Goal of the exercise
Transcribe the material below exactly as it appears.

Records for this task
▬▬▬

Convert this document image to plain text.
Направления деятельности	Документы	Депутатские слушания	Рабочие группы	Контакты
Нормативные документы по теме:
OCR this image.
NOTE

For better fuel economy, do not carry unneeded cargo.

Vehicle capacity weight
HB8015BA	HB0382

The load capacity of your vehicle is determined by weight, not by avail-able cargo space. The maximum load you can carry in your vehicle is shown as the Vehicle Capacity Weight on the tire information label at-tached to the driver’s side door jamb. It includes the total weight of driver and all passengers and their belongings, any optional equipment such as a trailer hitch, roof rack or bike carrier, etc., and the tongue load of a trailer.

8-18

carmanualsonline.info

▬▬▬

Solved problem
Convert this document image to plain text.
Направления деятельности	Документы	Депутатские слушания	Рабочие группы	Контакты
Нормативные документы по теме:
OCR this image.
NOTE

For better fuel economy, do not carry unneeded cargo.

Vehicle capacity weight
HB8015BA	HB0382

The load capacity of your vehicle is determined by weight, not by avail-able cargo space. The maximum load you can carry in your vehicle is shown as the Vehicle Capacity Weight on the tire information label at-tached to the driver’s side door jamb. It includes the total weight of driver and all passengers and their belongings, any optional equipment such as a trailer hitch, roof rack or bike carrier, etc., and the tongue load of a trailer.

8-18

carmanualsonline.info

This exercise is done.